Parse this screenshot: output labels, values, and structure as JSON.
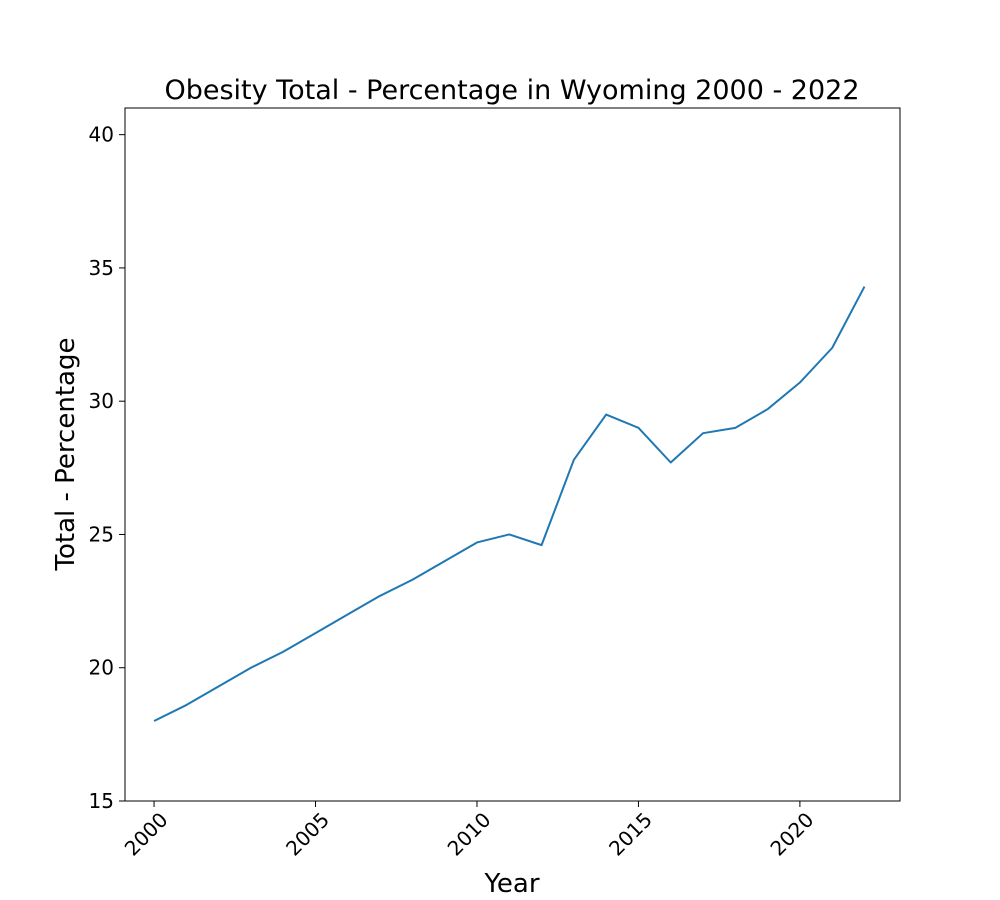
{
  "chart_data": {
    "type": "line",
    "title": "Obesity Total - Percentage in Wyoming 2000 - 2022",
    "xlabel": "Year",
    "ylabel": "Total - Percentage",
    "xlim": [
      1999.1,
      2023.1
    ],
    "ylim": [
      15,
      41
    ],
    "x_ticks": [
      2000,
      2005,
      2010,
      2015,
      2020
    ],
    "y_ticks": [
      15,
      20,
      25,
      30,
      35,
      40
    ],
    "grid": false,
    "series": [
      {
        "color": "#1f77b4",
        "x": [
          2000,
          2001,
          2002,
          2003,
          2004,
          2005,
          2006,
          2007,
          2008,
          2009,
          2010,
          2011,
          2012,
          2013,
          2014,
          2015,
          2016,
          2017,
          2018,
          2019,
          2020,
          2021,
          2022
        ],
        "values": [
          18.0,
          18.6,
          19.3,
          20.0,
          20.6,
          21.3,
          22.0,
          22.7,
          23.3,
          24.0,
          24.7,
          25.0,
          24.6,
          27.8,
          29.5,
          29.0,
          27.7,
          28.8,
          29.0,
          29.7,
          30.7,
          32.0,
          34.3
        ]
      }
    ]
  }
}
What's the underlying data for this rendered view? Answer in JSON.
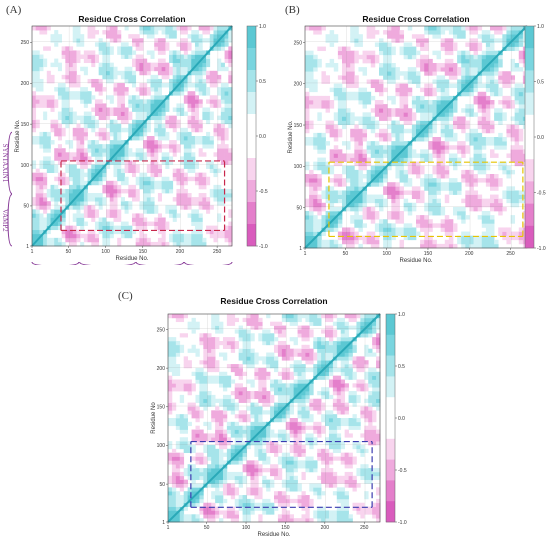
{
  "palette": {
    "positive": [
      "#d3f2f5",
      "#a6e4ea",
      "#7ad5df",
      "#5cc8d3"
    ],
    "negative": [
      "#f8d4ee",
      "#efaadd",
      "#e47fcb",
      "#d95cbd"
    ],
    "contour": "#6e6e6e",
    "segment": "#8a3f9a"
  },
  "chart_data": [
    {
      "panel": "(A)",
      "type": "heatmap",
      "title": "Residue Cross Correlation",
      "xlabel": "Residue No.",
      "ylabel": "Residue No.",
      "xlim": [
        1,
        270
      ],
      "ylim": [
        1,
        270
      ],
      "xticks": [
        "1",
        "50",
        "100",
        "150",
        "200",
        "250"
      ],
      "yticks": [
        "1",
        "50",
        "100",
        "150",
        "200",
        "250"
      ],
      "colorbar": {
        "range": [
          -1,
          1
        ],
        "ticks": [
          "1.0",
          "0.5",
          "0.0",
          "-0.5",
          "-1.0"
        ]
      },
      "x_segments": [
        {
          "label": "VAMP2",
          "start": 1,
          "end": 64
        },
        {
          "label": "SYNTAXIN1",
          "start": 65,
          "end": 140
        },
        {
          "label": "SNAP25",
          "start": 141,
          "end": 205
        },
        {
          "label": "SNAP25",
          "start": 206,
          "end": 270
        }
      ],
      "y_segments": [
        {
          "label": "VAMP2",
          "start": 1,
          "end": 64
        },
        {
          "label": "SYNTAXIN1",
          "start": 65,
          "end": 140
        }
      ],
      "highlight_color": "#c8284c",
      "highlights": [
        [
          40,
          20,
          260,
          20
        ],
        [
          40,
          20,
          40,
          105
        ],
        [
          40,
          105,
          260,
          105
        ],
        [
          260,
          20,
          260,
          105
        ]
      ]
    },
    {
      "panel": "(B)",
      "type": "heatmap",
      "title": "Residue Cross Correlation",
      "xlabel": "Residue No.",
      "ylabel": "Residue No.",
      "xlim": [
        1,
        270
      ],
      "ylim": [
        1,
        270
      ],
      "xticks": [
        "1",
        "50",
        "100",
        "150",
        "200",
        "250"
      ],
      "yticks": [
        "1",
        "50",
        "100",
        "150",
        "200",
        "250"
      ],
      "colorbar": {
        "range": [
          -1,
          1
        ],
        "ticks": [
          "1.0",
          "0.5",
          "0.0",
          "-0.5",
          "-1.0"
        ]
      },
      "highlight_color": "#e6c400",
      "highlights": [
        [
          30,
          15,
          265,
          15
        ],
        [
          30,
          15,
          30,
          105
        ],
        [
          30,
          105,
          265,
          105
        ],
        [
          265,
          15,
          265,
          105
        ]
      ]
    },
    {
      "panel": "(C)",
      "type": "heatmap",
      "title": "Residue Cross Correlation",
      "xlabel": "Residue No.",
      "ylabel": "Residue No",
      "xlim": [
        1,
        270
      ],
      "ylim": [
        1,
        270
      ],
      "xticks": [
        "1",
        "50",
        "100",
        "150",
        "200",
        "250"
      ],
      "yticks": [
        "1",
        "50",
        "100",
        "150",
        "200",
        "250"
      ],
      "colorbar": {
        "range": [
          -1,
          1
        ],
        "ticks": [
          "1.0",
          "0.5",
          "0.0",
          "-0.5",
          "-1.0"
        ]
      },
      "highlight_color": "#3b3bb0",
      "highlights": [
        [
          30,
          20,
          260,
          20
        ],
        [
          30,
          20,
          30,
          105
        ],
        [
          30,
          105,
          260,
          105
        ],
        [
          260,
          20,
          260,
          105
        ]
      ]
    }
  ]
}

- - - - - - -

**Task goal:** Write out the material above once more, exactly as it reads, with no pictures.

**Answer:**
Parse this screenshot: output labels, values, and structure as JSON.
{
  "chart_data": {
    "type": "line",
    "title": "Obesity Total - Percentage in Wyoming 2000 - 2022",
    "xlabel": "Year",
    "ylabel": "Total - Percentage",
    "xlim": [
      1999.1,
      2023.1
    ],
    "ylim": [
      15,
      41
    ],
    "x_ticks": [
      2000,
      2005,
      2010,
      2015,
      2020
    ],
    "y_ticks": [
      15,
      20,
      25,
      30,
      35,
      40
    ],
    "grid": false,
    "series": [
      {
        "color": "#1f77b4",
        "x": [
          2000,
          2001,
          2002,
          2003,
          2004,
          2005,
          2006,
          2007,
          2008,
          2009,
          2010,
          2011,
          2012,
          2013,
          2014,
          2015,
          2016,
          2017,
          2018,
          2019,
          2020,
          2021,
          2022
        ],
        "values": [
          18.0,
          18.6,
          19.3,
          20.0,
          20.6,
          21.3,
          22.0,
          22.7,
          23.3,
          24.0,
          24.7,
          25.0,
          24.6,
          27.8,
          29.5,
          29.0,
          27.7,
          28.8,
          29.0,
          29.7,
          30.7,
          32.0,
          34.3
        ]
      }
    ]
  }
}
What's the underlying data for this rendered view? Answer in JSON.
{
  "palette": {
    "positive": [
      "#d3f2f5",
      "#a6e4ea",
      "#7ad5df",
      "#5cc8d3"
    ],
    "negative": [
      "#f8d4ee",
      "#efaadd",
      "#e47fcb",
      "#d95cbd"
    ],
    "contour": "#6e6e6e",
    "segment": "#8a3f9a"
  },
  "chart_data": [
    {
      "panel": "(A)",
      "type": "heatmap",
      "title": "Residue Cross Correlation",
      "xlabel": "Residue No.",
      "ylabel": "Residue No.",
      "xlim": [
        1,
        270
      ],
      "ylim": [
        1,
        270
      ],
      "xticks": [
        "1",
        "50",
        "100",
        "150",
        "200",
        "250"
      ],
      "yticks": [
        "1",
        "50",
        "100",
        "150",
        "200",
        "250"
      ],
      "colorbar": {
        "range": [
          -1,
          1
        ],
        "ticks": [
          "1.0",
          "0.5",
          "0.0",
          "-0.5",
          "-1.0"
        ]
      },
      "x_segments": [
        {
          "label": "VAMP2",
          "start": 1,
          "end": 64
        },
        {
          "label": "SYNTAXIN1",
          "start": 65,
          "end": 140
        },
        {
          "label": "SNAP25",
          "start": 141,
          "end": 205
        },
        {
          "label": "SNAP25",
          "start": 206,
          "end": 270
        }
      ],
      "y_segments": [
        {
          "label": "VAMP2",
          "start": 1,
          "end": 64
        },
        {
          "label": "SYNTAXIN1",
          "start": 65,
          "end": 140
        }
      ],
      "highlight_color": "#c8284c",
      "highlights": [
        [
          40,
          20,
          260,
          20
        ],
        [
          40,
          20,
          40,
          105
        ],
        [
          40,
          105,
          260,
          105
        ],
        [
          260,
          20,
          260,
          105
        ]
      ]
    },
    {
      "panel": "(B)",
      "type": "heatmap",
      "title": "Residue Cross Correlation",
      "xlabel": "Residue No.",
      "ylabel": "Residue No.",
      "xlim": [
        1,
        270
      ],
      "ylim": [
        1,
        270
      ],
      "xticks": [
        "1",
        "50",
        "100",
        "150",
        "200",
        "250"
      ],
      "yticks": [
        "1",
        "50",
        "100",
        "150",
        "200",
        "250"
      ],
      "colorbar": {
        "range": [
          -1,
          1
        ],
        "ticks": [
          "1.0",
          "0.5",
          "0.0",
          "-0.5",
          "-1.0"
        ]
      },
      "highlight_color": "#e6c400",
      "highlights": [
        [
          30,
          15,
          265,
          15
        ],
        [
          30,
          15,
          30,
          105
        ],
        [
          30,
          105,
          265,
          105
        ],
        [
          265,
          15,
          265,
          105
        ]
      ]
    },
    {
      "panel": "(C)",
      "type": "heatmap",
      "title": "Residue Cross Correlation",
      "xlabel": "Residue No.",
      "ylabel": "Residue No",
      "xlim": [
        1,
        270
      ],
      "ylim": [
        1,
        270
      ],
      "xticks": [
        "1",
        "50",
        "100",
        "150",
        "200",
        "250"
      ],
      "yticks": [
        "1",
        "50",
        "100",
        "150",
        "200",
        "250"
      ],
      "colorbar": {
        "range": [
          -1,
          1
        ],
        "ticks": [
          "1.0",
          "0.5",
          "0.0",
          "-0.5",
          "-1.0"
        ]
      },
      "highlight_color": "#3b3bb0",
      "highlights": [
        [
          30,
          20,
          260,
          20
        ],
        [
          30,
          20,
          30,
          105
        ],
        [
          30,
          105,
          260,
          105
        ],
        [
          260,
          20,
          260,
          105
        ]
      ]
    }
  ]
}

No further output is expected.